>>

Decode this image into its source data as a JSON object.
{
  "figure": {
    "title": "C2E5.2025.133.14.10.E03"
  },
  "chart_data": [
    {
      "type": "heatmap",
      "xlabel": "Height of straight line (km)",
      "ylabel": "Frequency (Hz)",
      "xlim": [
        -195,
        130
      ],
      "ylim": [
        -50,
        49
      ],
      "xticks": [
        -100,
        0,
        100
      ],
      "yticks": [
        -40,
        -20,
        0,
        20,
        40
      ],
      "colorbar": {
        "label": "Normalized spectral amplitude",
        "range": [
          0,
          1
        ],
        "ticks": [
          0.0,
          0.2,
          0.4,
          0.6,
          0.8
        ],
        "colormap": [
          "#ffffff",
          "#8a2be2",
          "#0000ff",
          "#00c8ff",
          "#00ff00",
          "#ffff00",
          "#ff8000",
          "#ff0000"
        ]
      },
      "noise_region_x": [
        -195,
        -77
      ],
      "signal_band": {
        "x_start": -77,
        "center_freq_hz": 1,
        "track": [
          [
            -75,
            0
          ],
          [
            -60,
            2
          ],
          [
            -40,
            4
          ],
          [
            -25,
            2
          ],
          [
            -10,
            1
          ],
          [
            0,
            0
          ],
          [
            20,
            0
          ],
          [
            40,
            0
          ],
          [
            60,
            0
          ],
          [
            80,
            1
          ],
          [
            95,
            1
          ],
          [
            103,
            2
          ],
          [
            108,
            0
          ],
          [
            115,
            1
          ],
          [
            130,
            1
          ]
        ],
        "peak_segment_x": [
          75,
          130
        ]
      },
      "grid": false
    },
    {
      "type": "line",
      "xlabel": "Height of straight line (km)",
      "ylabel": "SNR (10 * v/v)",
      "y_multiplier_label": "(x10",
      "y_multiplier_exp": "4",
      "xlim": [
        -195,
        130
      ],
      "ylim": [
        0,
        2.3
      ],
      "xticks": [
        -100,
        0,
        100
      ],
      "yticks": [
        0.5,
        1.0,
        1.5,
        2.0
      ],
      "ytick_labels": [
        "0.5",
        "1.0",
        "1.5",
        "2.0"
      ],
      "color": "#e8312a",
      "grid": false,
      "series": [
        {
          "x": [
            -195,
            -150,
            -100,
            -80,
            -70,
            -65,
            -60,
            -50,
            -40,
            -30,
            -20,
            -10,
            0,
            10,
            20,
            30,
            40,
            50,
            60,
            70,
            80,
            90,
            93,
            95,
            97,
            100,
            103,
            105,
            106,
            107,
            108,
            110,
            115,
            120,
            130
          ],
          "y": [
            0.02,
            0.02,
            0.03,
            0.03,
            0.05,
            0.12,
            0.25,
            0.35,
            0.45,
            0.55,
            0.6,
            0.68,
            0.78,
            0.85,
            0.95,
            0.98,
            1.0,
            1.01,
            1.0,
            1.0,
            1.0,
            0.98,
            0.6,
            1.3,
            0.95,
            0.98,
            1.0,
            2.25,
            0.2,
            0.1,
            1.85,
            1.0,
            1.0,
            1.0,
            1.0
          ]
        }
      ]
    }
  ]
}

<<

## Challenge
Transcribe all of the material exactly. Omit nothing.

## Output for this exercise
Decode this image into its source data as a JSON object.
{
  "figure": {
    "title": "C2E5.2025.133.14.10.E03"
  },
  "chart_data": [
    {
      "type": "heatmap",
      "xlabel": "Height of straight line (km)",
      "ylabel": "Frequency (Hz)",
      "xlim": [
        -195,
        130
      ],
      "ylim": [
        -50,
        49
      ],
      "xticks": [
        -100,
        0,
        100
      ],
      "yticks": [
        -40,
        -20,
        0,
        20,
        40
      ],
      "colorbar": {
        "label": "Normalized spectral amplitude",
        "range": [
          0,
          1
        ],
        "ticks": [
          0.0,
          0.2,
          0.4,
          0.6,
          0.8
        ],
        "colormap": [
          "#ffffff",
          "#8a2be2",
          "#0000ff",
          "#00c8ff",
          "#00ff00",
          "#ffff00",
          "#ff8000",
          "#ff0000"
        ]
      },
      "noise_region_x": [
        -195,
        -77
      ],
      "signal_band": {
        "x_start": -77,
        "center_freq_hz": 1,
        "track": [
          [
            -75,
            0
          ],
          [
            -60,
            2
          ],
          [
            -40,
            4
          ],
          [
            -25,
            2
          ],
          [
            -10,
            1
          ],
          [
            0,
            0
          ],
          [
            20,
            0
          ],
          [
            40,
            0
          ],
          [
            60,
            0
          ],
          [
            80,
            1
          ],
          [
            95,
            1
          ],
          [
            103,
            2
          ],
          [
            108,
            0
          ],
          [
            115,
            1
          ],
          [
            130,
            1
          ]
        ],
        "peak_segment_x": [
          75,
          130
        ]
      },
      "grid": false
    },
    {
      "type": "line",
      "xlabel": "Height of straight line (km)",
      "ylabel": "SNR (10 * v/v)",
      "y_multiplier_label": "(x10",
      "y_multiplier_exp": "4",
      "xlim": [
        -195,
        130
      ],
      "ylim": [
        0,
        2.3
      ],
      "xticks": [
        -100,
        0,
        100
      ],
      "yticks": [
        0.5,
        1.0,
        1.5,
        2.0
      ],
      "ytick_labels": [
        "0.5",
        "1.0",
        "1.5",
        "2.0"
      ],
      "color": "#e8312a",
      "grid": false,
      "series": [
        {
          "x": [
            -195,
            -150,
            -100,
            -80,
            -70,
            -65,
            -60,
            -50,
            -40,
            -30,
            -20,
            -10,
            0,
            10,
            20,
            30,
            40,
            50,
            60,
            70,
            80,
            90,
            93,
            95,
            97,
            100,
            103,
            105,
            106,
            107,
            108,
            110,
            115,
            120,
            130
          ],
          "y": [
            0.02,
            0.02,
            0.03,
            0.03,
            0.05,
            0.12,
            0.25,
            0.35,
            0.45,
            0.55,
            0.6,
            0.68,
            0.78,
            0.85,
            0.95,
            0.98,
            1.0,
            1.01,
            1.0,
            1.0,
            1.0,
            0.98,
            0.6,
            1.3,
            0.95,
            0.98,
            1.0,
            2.25,
            0.2,
            0.1,
            1.85,
            1.0,
            1.0,
            1.0,
            1.0
          ]
        }
      ]
    }
  ]
}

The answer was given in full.